SUPPLIED ENTRIES: Begin

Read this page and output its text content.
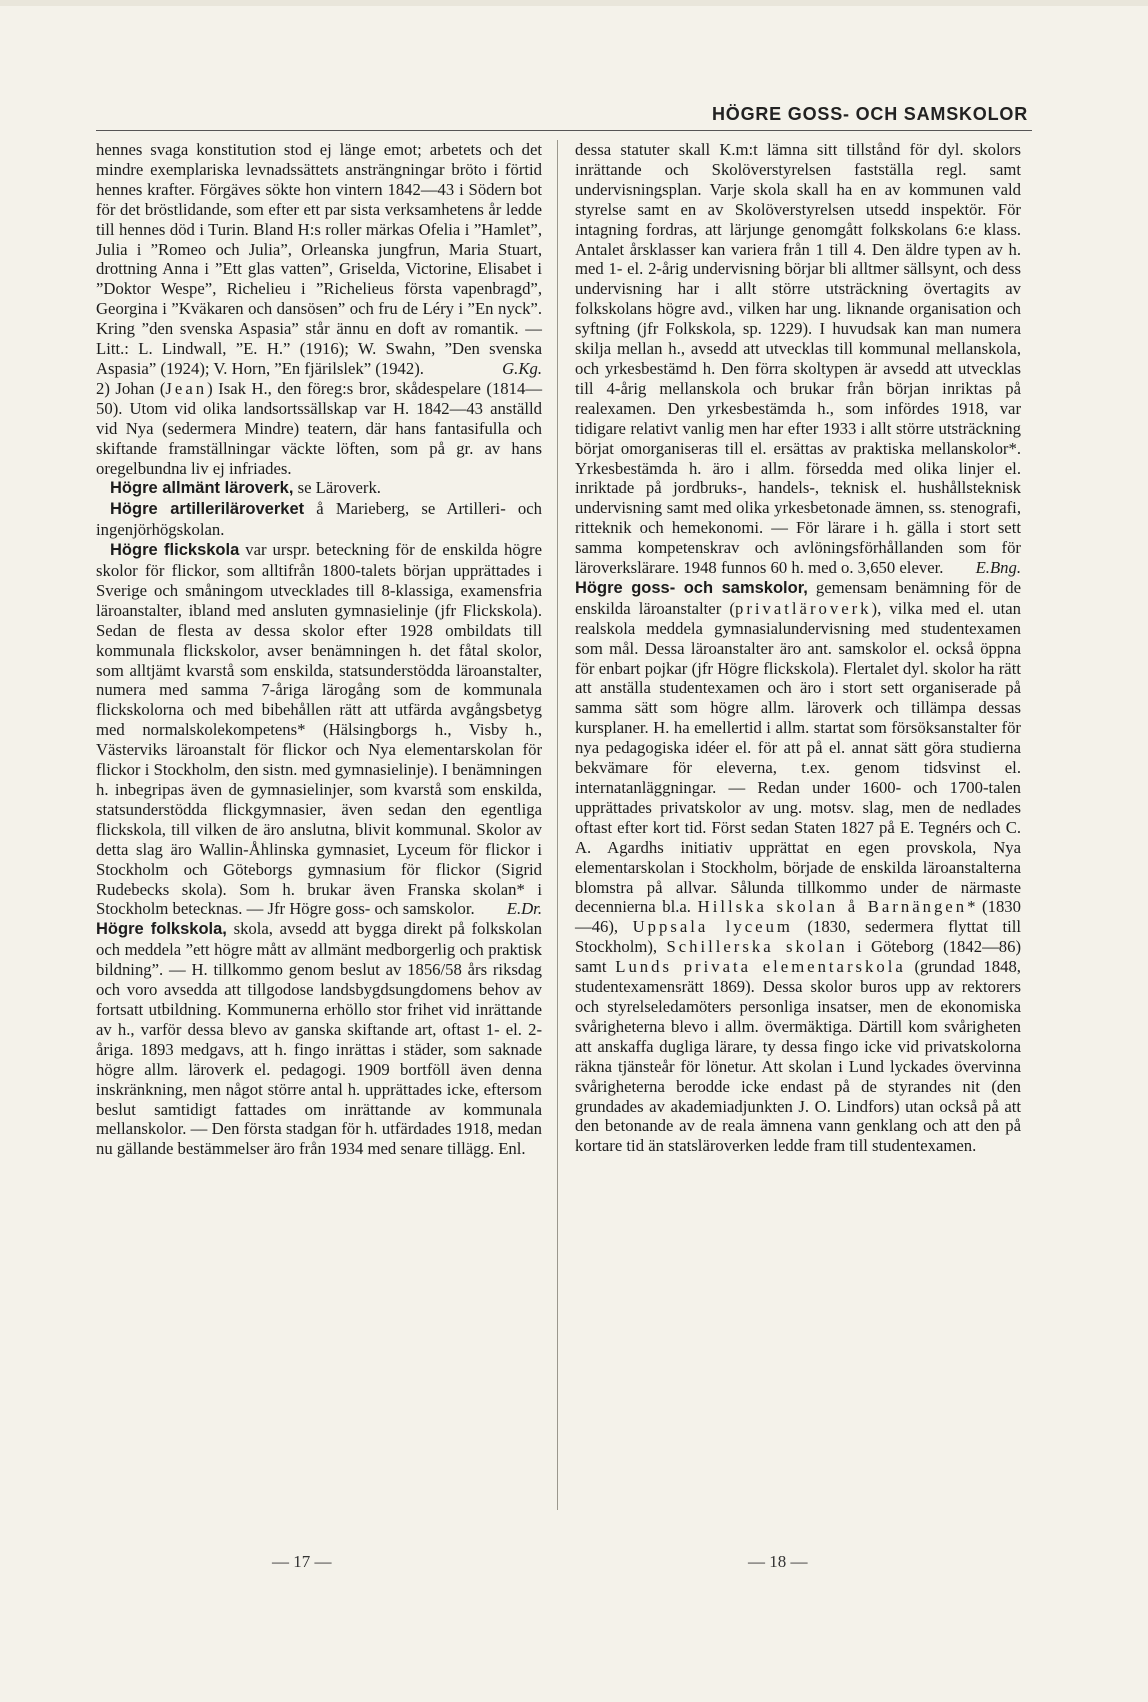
HÖGRE GOSS- OCH SAMSKOLOR

hennes svaga konstitution stod ej länge emot; arbetets och det mindre exemplariska levnadssättets ansträngningar bröto i förtid hennes krafter. Förgäves sökte hon vintern 1842—43 i Södern bot för det bröstlidande, som efter ett par sista verksamhetens år ledde till hennes död i Turin. Bland H:s roller märkas Ofelia i ”Hamlet”, Julia i ”Romeo och Julia”, Orleanska jungfrun, Maria Stuart, drottning Anna i ”Ett glas vatten”, Griselda, Victorine, Elisabet i ”Doktor Wespe”, Richelieu i ”Richelieus första vapenbragd”, Georgina i ”Kväkaren och dansösen” och fru de Léry i ”En nyck”. Kring ”den svenska Aspasia” står ännu en doft av romantik. — Litt.: L. Lindwall, ”E. H.” (1916); W. Swahn, ”Den svenska Aspasia” (1924); V. Horn, ”En fjärilslek” (1942).	G.Kg.

2) Johan (Jean) Isak H., den föreg:s bror, skådespelare (1814—50). Utom vid olika landsortssällskap var H. 1842—43 anställd vid Nya (sedermera Mindre) teatern, där hans fantasifulla och skiftande framställningar väckte löften, som på gr. av hans oregelbundna liv ej infriades.

Högre allmänt läroverk, se Läroverk.

Högre artilleriläroverket å Marieberg, se Artilleri- och ingenjörhögskolan.

Högre flickskola var urspr. beteckning för de enskilda högre skolor för flickor, som alltifrån 1800-talets början upprättades i Sverige och småningom utvecklades till 8-klassiga, examensfria läroanstalter, ibland med ansluten gymnasielinje (jfr Flickskola). Sedan de flesta av dessa skolor efter 1928 ombildats till kommunala flickskolor, avser benämningen h. det fåtal skolor, som alltjämt kvarstå som enskilda, statsunderstödda läroanstalter, numera med samma 7-åriga lärogång som de kommunala flickskolorna och med bibehållen rätt att utfärda avgångsbetyg med normalskolekompetens* (Hälsingborgs h., Visby h., Västerviks läroanstalt för flickor och Nya elementarskolan för flickor i Stockholm, den sistn. med gymnasielinje). I benämningen h. inbegripas även de gymnasielinjer, som kvarstå som enskilda, statsunderstödda flickgymnasier, även sedan den egentliga flickskola, till vilken de äro anslutna, blivit kommunal. Skolor av detta slag äro Wallin-Åhlinska gymnasiet, Lyceum för flickor i Stockholm och Göteborgs gymnasium för flickor (Sigrid Rudebecks skola). Som h. brukar även Franska skolan* i Stockholm betecknas. — Jfr Högre goss- och samskolor.	E.Dr.

Högre folkskola, skola, avsedd att bygga direkt på folkskolan och meddela ”ett högre mått av allmänt medborgerlig och praktisk bildning”. — H. tillkommo genom beslut av 1856/58 års riksdag och voro avsedda att tillgodose landsbygdsungdomens behov av fortsatt utbildning. Kommunerna erhöllo stor frihet vid inrättande av h., varför dessa blevo av ganska skiftande art, oftast 1- el. 2-åriga. 1893 medgavs, att h. fingo inrättas i städer, som saknade högre allm. läroverk el. pedagogi. 1909 bortföll även denna inskränkning, men något större antal h. upprättades icke, eftersom beslut samtidigt fattades om inrättande av kommunala mellanskolor. — Den första stadgan för h. utfärdades 1918, medan nu gällande bestämmelser äro från 1934 med senare tillägg. Enl.

dessa statuter skall K.m:t lämna sitt tillstånd för dyl. skolors inrättande och Skolöverstyrelsen fastställa regl. samt undervisningsplan. Varje skola skall ha en av kommunen vald styrelse samt en av Skolöverstyrelsen utsedd inspektör. För intagning fordras, att lärjunge genomgått folkskolans 6:e klass. Antalet årsklasser kan variera från 1 till 4. Den äldre typen av h. med 1- el. 2-årig undervisning börjar bli alltmer sällsynt, och dess undervisning har i allt större utsträckning övertagits av folkskolans högre avd., vilken har ung. liknande organisation och syftning (jfr Folkskola, sp. 1229). I huvudsak kan man numera skilja mellan h., avsedd att utvecklas till kommunal mellanskola, och yrkesbestämd h. Den förra skoltypen är avsedd att utvecklas till 4-årig mellanskola och brukar från början inriktas på realexamen. Den yrkesbestämda h., som infördes 1918, var tidigare relativt vanlig men har efter 1933 i allt större utsträckning börjat omorganiseras till el. ersättas av praktiska mellanskolor*. Yrkesbestämda h. äro i allm. försedda med olika linjer el. inriktade på jordbruks-, handels-, teknisk el. hushållsteknisk undervisning samt med olika yrkesbetonade ämnen, ss. stenografi, ritteknik och hemekonomi. — För lärare i h. gälla i stort sett samma kompetenskrav och avlöningsförhållanden som för läroverkslärare. 1948 funnos 60 h. med o. 3,650 elever.	E.Bng.

Högre goss- och samskolor, gemensam benämning för de enskilda läroanstalter (privatläroverk), vilka med el. utan realskola meddela gymnasialundervisning med studentexamen som mål. Dessa läroanstalter äro ant. samskolor el. också öppna för enbart pojkar (jfr Högre flickskola). Flertalet dyl. skolor ha rätt att anställa studentexamen och äro i stort sett organiserade på samma sätt som högre allm. läroverk och tillämpa dessas kursplaner. H. ha emellertid i allm. startat som försöksanstalter för nya pedagogiska idéer el. för att på el. annat sätt göra studierna bekvämare för eleverna, t.ex. genom tidsvinst el. internatanläggningar. — Redan under 1600- och 1700-talen upprättades privatskolor av ung. motsv. slag, men de nedlades oftast efter kort tid. Först sedan Staten 1827 på E. Tegnérs och C. A. Agardhs initiativ upprättat en egen provskola, Nya elementarskolan i Stockholm, började de enskilda läroanstalterna blomstra på allvar. Sålunda tillkommo under de närmaste decennierna bl.a. Hillska skolan å Barnängen* (1830—46), Uppsala lyceum (1830, sedermera flyttat till Stockholm), Schillerska skolan i Göteborg (1842—86) samt Lunds privata elementarskola (grundad 1848, studentexamensrätt 1869). Dessa skolor buros upp av rektorers och styrelseledamöters personliga insatser, men de ekonomiska svårigheterna blevo i allm. övermäktiga. Därtill kom svårigheten att anskaffa dugliga lärare, ty dessa fingo icke vid privatskolorna räkna tjänsteår för lönetur. Att skolan i Lund lyckades övervinna svårigheterna berodde icke endast på de styrandes nit (den grundades av akademiadjunkten J. O. Lindfors) utan också på att den betonande av de reala ämnena vann genklang och att den på kortare tid än statsläroverken ledde fram till studentexamen.

— 17 —	— 18 —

SUPPLIED ENTRIES: End

> **WHAT YOU WILL DO**
Your job is to transcribe the entries above exactly; skip the pictures.

> **ANSWER FOR THE TASK**
Read this page and output its text content.
HÖGRE GOSS- OCH SAMSKOLOR

hennes svaga konstitution stod ej länge emot; arbetets och det mindre exemplariska levnadssättets ansträngningar bröto i förtid hennes krafter. Förgäves sökte hon vintern 1842—43 i Södern bot för det bröstlidande, som efter ett par sista verksamhetens år ledde till hennes död i Turin. Bland H:s roller märkas Ofelia i ”Hamlet”, Julia i ”Romeo och Julia”, Orleanska jungfrun, Maria Stuart, drottning Anna i ”Ett glas vatten”, Griselda, Victorine, Elisabet i ”Doktor Wespe”, Richelieu i ”Richelieus första vapenbragd”, Georgina i ”Kväkaren och dansösen” och fru de Léry i ”En nyck”. Kring ”den svenska Aspasia” står ännu en doft av romantik. — Litt.: L. Lindwall, ”E. H.” (1916); W. Swahn, ”Den svenska Aspasia” (1924); V. Horn, ”En fjärilslek” (1942).	G.Kg.

2) Johan (Jean) Isak H., den föreg:s bror, skådespelare (1814—50). Utom vid olika landsortssällskap var H. 1842—43 anställd vid Nya (sedermera Mindre) teatern, där hans fantasifulla och skiftande framställningar väckte löften, som på gr. av hans oregelbundna liv ej infriades.

Högre allmänt läroverk, se Läroverk.

Högre artilleriläroverket å Marieberg, se Artilleri- och ingenjörhögskolan.

Högre flickskola var urspr. beteckning för de enskilda högre skolor för flickor, som alltifrån 1800-talets början upprättades i Sverige och småningom utvecklades till 8-klassiga, examensfria läroanstalter, ibland med ansluten gymnasielinje (jfr Flickskola). Sedan de flesta av dessa skolor efter 1928 ombildats till kommunala flickskolor, avser benämningen h. det fåtal skolor, som alltjämt kvarstå som enskilda, statsunderstödda läroanstalter, numera med samma 7-åriga lärogång som de kommunala flickskolorna och med bibehållen rätt att utfärda avgångsbetyg med normalskolekompetens* (Hälsingborgs h., Visby h., Västerviks läroanstalt för flickor och Nya elementarskolan för flickor i Stockholm, den sistn. med gymnasielinje). I benämningen h. inbegripas även de gymnasielinjer, som kvarstå som enskilda, statsunderstödda flickgymnasier, även sedan den egentliga flickskola, till vilken de äro anslutna, blivit kommunal. Skolor av detta slag äro Wallin-Åhlinska gymnasiet, Lyceum för flickor i Stockholm och Göteborgs gymnasium för flickor (Sigrid Rudebecks skola). Som h. brukar även Franska skolan* i Stockholm betecknas. — Jfr Högre goss- och samskolor.	E.Dr.

Högre folkskola, skola, avsedd att bygga direkt på folkskolan och meddela ”ett högre mått av allmänt medborgerlig och praktisk bildning”. — H. tillkommo genom beslut av 1856/58 års riksdag och voro avsedda att tillgodose landsbygdsungdomens behov av fortsatt utbildning. Kommunerna erhöllo stor frihet vid inrättande av h., varför dessa blevo av ganska skiftande art, oftast 1- el. 2-åriga. 1893 medgavs, att h. fingo inrättas i städer, som saknade högre allm. läroverk el. pedagogi. 1909 bortföll även denna inskränkning, men något större antal h. upprättades icke, eftersom beslut samtidigt fattades om inrättande av kommunala mellanskolor. — Den första stadgan för h. utfärdades 1918, medan nu gällande bestämmelser äro från 1934 med senare tillägg. Enl.

dessa statuter skall K.m:t lämna sitt tillstånd för dyl. skolors inrättande och Skolöverstyrelsen fastställa regl. samt undervisningsplan. Varje skola skall ha en av kommunen vald styrelse samt en av Skolöverstyrelsen utsedd inspektör. För intagning fordras, att lärjunge genomgått folkskolans 6:e klass. Antalet årsklasser kan variera från 1 till 4. Den äldre typen av h. med 1- el. 2-årig undervisning börjar bli alltmer sällsynt, och dess undervisning har i allt större utsträckning övertagits av folkskolans högre avd., vilken har ung. liknande organisation och syftning (jfr Folkskola, sp. 1229). I huvudsak kan man numera skilja mellan h., avsedd att utvecklas till kommunal mellanskola, och yrkesbestämd h. Den förra skoltypen är avsedd att utvecklas till 4-årig mellanskola och brukar från början inriktas på realexamen. Den yrkesbestämda h., som infördes 1918, var tidigare relativt vanlig men har efter 1933 i allt större utsträckning börjat omorganiseras till el. ersättas av praktiska mellanskolor*. Yrkesbestämda h. äro i allm. försedda med olika linjer el. inriktade på jordbruks-, handels-, teknisk el. hushållsteknisk undervisning samt med olika yrkesbetonade ämnen, ss. stenografi, ritteknik och hemekonomi. — För lärare i h. gälla i stort sett samma kompetenskrav och avlöningsförhållanden som för läroverkslärare. 1948 funnos 60 h. med o. 3,650 elever.	E.Bng.

Högre goss- och samskolor, gemensam benämning för de enskilda läroanstalter (privatläroverk), vilka med el. utan realskola meddela gymnasialundervisning med studentexamen som mål. Dessa läroanstalter äro ant. samskolor el. också öppna för enbart pojkar (jfr Högre flickskola). Flertalet dyl. skolor ha rätt att anställa studentexamen och äro i stort sett organiserade på samma sätt som högre allm. läroverk och tillämpa dessas kursplaner. H. ha emellertid i allm. startat som försöksanstalter för nya pedagogiska idéer el. för att på el. annat sätt göra studierna bekvämare för eleverna, t.ex. genom tidsvinst el. internatanläggningar. — Redan under 1600- och 1700-talen upprättades privatskolor av ung. motsv. slag, men de nedlades oftast efter kort tid. Först sedan Staten 1827 på E. Tegnérs och C. A. Agardhs initiativ upprättat en egen provskola, Nya elementarskolan i Stockholm, började de enskilda läroanstalterna blomstra på allvar. Sålunda tillkommo under de närmaste decennierna bl.a. Hillska skolan å Barnängen* (1830—46), Uppsala lyceum (1830, sedermera flyttat till Stockholm), Schillerska skolan i Göteborg (1842—86) samt Lunds privata elementarskola (grundad 1848, studentexamensrätt 1869). Dessa skolor buros upp av rektorers och styrelseledamöters personliga insatser, men de ekonomiska svårigheterna blevo i allm. övermäktiga. Därtill kom svårigheten att anskaffa dugliga lärare, ty dessa fingo icke vid privatskolorna räkna tjänsteår för lönetur. Att skolan i Lund lyckades övervinna svårigheterna berodde icke endast på de styrandes nit (den grundades av akademiadjunkten J. O. Lindfors) utan också på att den betonande av de reala ämnena vann genklang och att den på kortare tid än statsläroverken ledde fram till studentexamen.

— 17 —	— 18 —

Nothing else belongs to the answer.